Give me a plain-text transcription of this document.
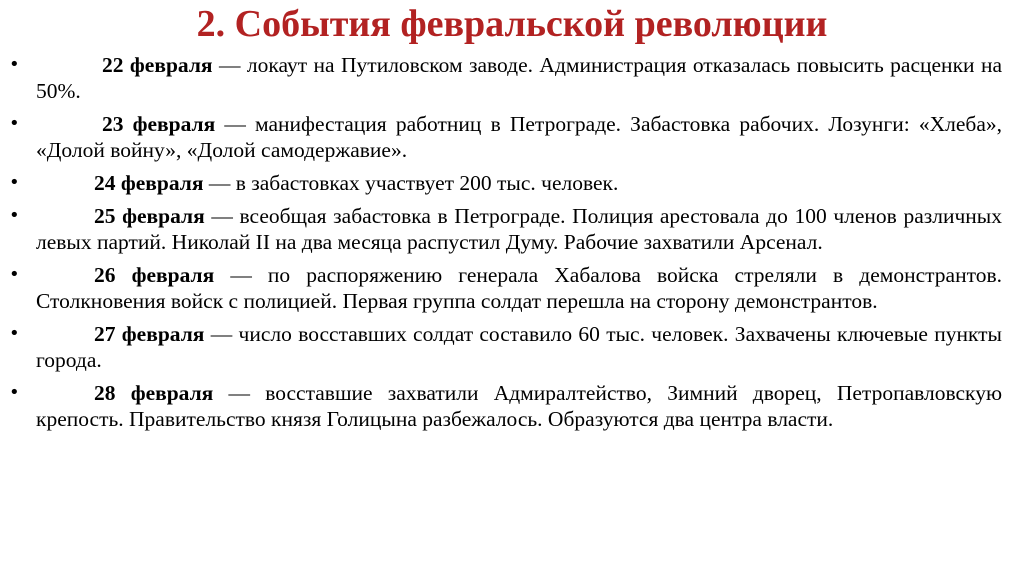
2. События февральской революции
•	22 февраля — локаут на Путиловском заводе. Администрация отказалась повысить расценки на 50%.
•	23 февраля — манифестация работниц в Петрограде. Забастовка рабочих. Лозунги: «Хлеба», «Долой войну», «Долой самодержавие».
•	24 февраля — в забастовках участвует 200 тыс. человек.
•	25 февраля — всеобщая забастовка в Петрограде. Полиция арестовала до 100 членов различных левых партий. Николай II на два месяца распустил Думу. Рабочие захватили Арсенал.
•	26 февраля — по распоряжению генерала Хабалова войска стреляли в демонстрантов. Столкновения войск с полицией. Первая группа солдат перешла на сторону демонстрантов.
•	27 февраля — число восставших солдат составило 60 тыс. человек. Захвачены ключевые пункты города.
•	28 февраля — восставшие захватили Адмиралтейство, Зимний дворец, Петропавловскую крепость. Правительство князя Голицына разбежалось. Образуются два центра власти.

--------------------

— Problem to solve —
Print the whole listing above once more, word for word, without its pictures.

— Correct answer —
Give me a plain-text transcription of this document.
2. События февральской революции
•	22 февраля — локаут на Путиловском заводе. Администрация отказалась повысить расценки на 50%.
•	23 февраля — манифестация работниц в Петрограде. Забастовка рабочих. Лозунги: «Хлеба», «Долой войну», «Долой самодержавие».
•	24 февраля — в забастовках участвует 200 тыс. человек.
•	25 февраля — всеобщая забастовка в Петрограде. Полиция арестовала до 100 членов различных левых партий. Николай II на два месяца распустил Думу. Рабочие захватили Арсенал.
•	26 февраля — по распоряжению генерала Хабалова войска стреляли в демонстрантов. Столкновения войск с полицией. Первая группа солдат перешла на сторону демонстрантов.
•	27 февраля — число восставших солдат составило 60 тыс. человек. Захвачены ключевые пункты города.
•	28 февраля — восставшие захватили Адмиралтейство, Зимний дворец, Петропавловскую крепость. Правительство князя Голицына разбежалось. Образуются два центра власти.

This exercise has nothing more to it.